----- Material provided

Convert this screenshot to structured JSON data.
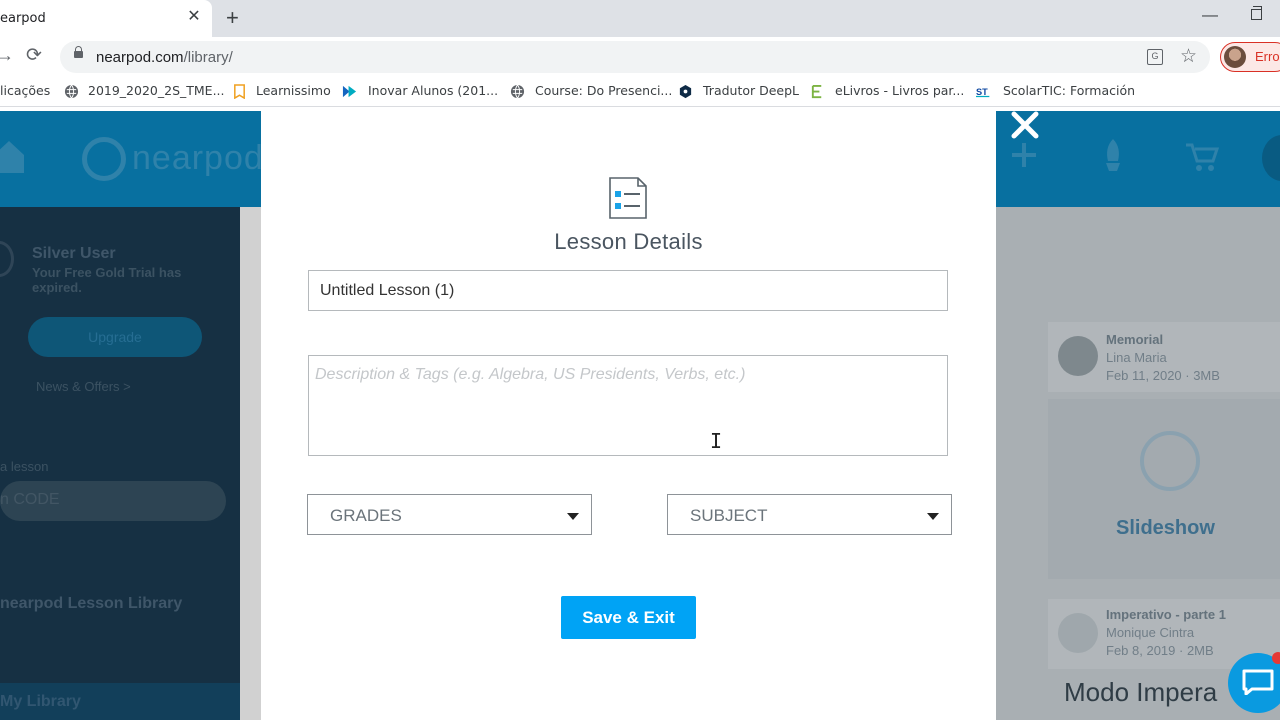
{
  "browser": {
    "tab_title": "earpod",
    "tab_close": "✕",
    "new_tab": "+",
    "url_host": "nearpod.com",
    "url_path": "/library/",
    "profile_label": "Erro",
    "bookmarks": [
      {
        "label": "licações"
      },
      {
        "label": "2019_2020_2S_TME..."
      },
      {
        "label": "Learnissimo"
      },
      {
        "label": "Inovar Alunos (201..."
      },
      {
        "label": "Course: Do Presenci..."
      },
      {
        "label": "Tradutor DeepL"
      },
      {
        "label": "eLivros - Livros par..."
      },
      {
        "label": "ScolarTIC: Formación"
      }
    ]
  },
  "background": {
    "logo": "nearpod",
    "user_level": "Silver User",
    "trial_line1": "Your Free Gold Trial has",
    "trial_line2": "expired.",
    "upgrade": "Upgrade",
    "news": "News & Offers >",
    "join_label": "a lesson",
    "code_placeholder": "n CODE",
    "library_link": "nearpod Lesson Library",
    "my_library": "My Library",
    "card1_title": "Memorial",
    "card1_author": "Lina Maria",
    "card1_date": "Feb 11, 2020 · 3MB",
    "slideshow": "Slideshow",
    "card2_title": "Imperativo - parte 1",
    "card2_author": "Monique Cintra",
    "card2_date": "Feb 8, 2019 · 2MB",
    "card2_heading": "Modo Impera"
  },
  "modal": {
    "title": "Lesson Details",
    "lesson_name": "Untitled Lesson (1)",
    "description_placeholder": "Description & Tags (e.g. Algebra, US Presidents, Verbs, etc.)",
    "grades": "GRADES",
    "subject": "SUBJECT",
    "save_exit": "Save & Exit"
  },
  "colors": {
    "accent": "#00a3f5",
    "header_blue": "#0a89c4",
    "dark_panel": "#1b3b52"
  }
}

----------

Without the pictures, copy the material exactly as given.

** Response to the task **
Convert this screenshot to structured JSON data.
{
  "browser": {
    "tab_title": "earpod",
    "tab_close": "✕",
    "new_tab": "+",
    "url_host": "nearpod.com",
    "url_path": "/library/",
    "profile_label": "Erro",
    "bookmarks": [
      {
        "label": "licações"
      },
      {
        "label": "2019_2020_2S_TME..."
      },
      {
        "label": "Learnissimo"
      },
      {
        "label": "Inovar Alunos (201..."
      },
      {
        "label": "Course: Do Presenci..."
      },
      {
        "label": "Tradutor DeepL"
      },
      {
        "label": "eLivros - Livros par..."
      },
      {
        "label": "ScolarTIC: Formación"
      }
    ]
  },
  "background": {
    "logo": "nearpod",
    "user_level": "Silver User",
    "trial_line1": "Your Free Gold Trial has",
    "trial_line2": "expired.",
    "upgrade": "Upgrade",
    "news": "News & Offers >",
    "join_label": "a lesson",
    "code_placeholder": "n CODE",
    "library_link": "nearpod Lesson Library",
    "my_library": "My Library",
    "card1_title": "Memorial",
    "card1_author": "Lina Maria",
    "card1_date": "Feb 11, 2020 · 3MB",
    "slideshow": "Slideshow",
    "card2_title": "Imperativo - parte 1",
    "card2_author": "Monique Cintra",
    "card2_date": "Feb 8, 2019 · 2MB",
    "card2_heading": "Modo Impera"
  },
  "modal": {
    "title": "Lesson Details",
    "lesson_name": "Untitled Lesson (1)",
    "description_placeholder": "Description & Tags (e.g. Algebra, US Presidents, Verbs, etc.)",
    "grades": "GRADES",
    "subject": "SUBJECT",
    "save_exit": "Save & Exit"
  },
  "colors": {
    "accent": "#00a3f5",
    "header_blue": "#0a89c4",
    "dark_panel": "#1b3b52"
  }
}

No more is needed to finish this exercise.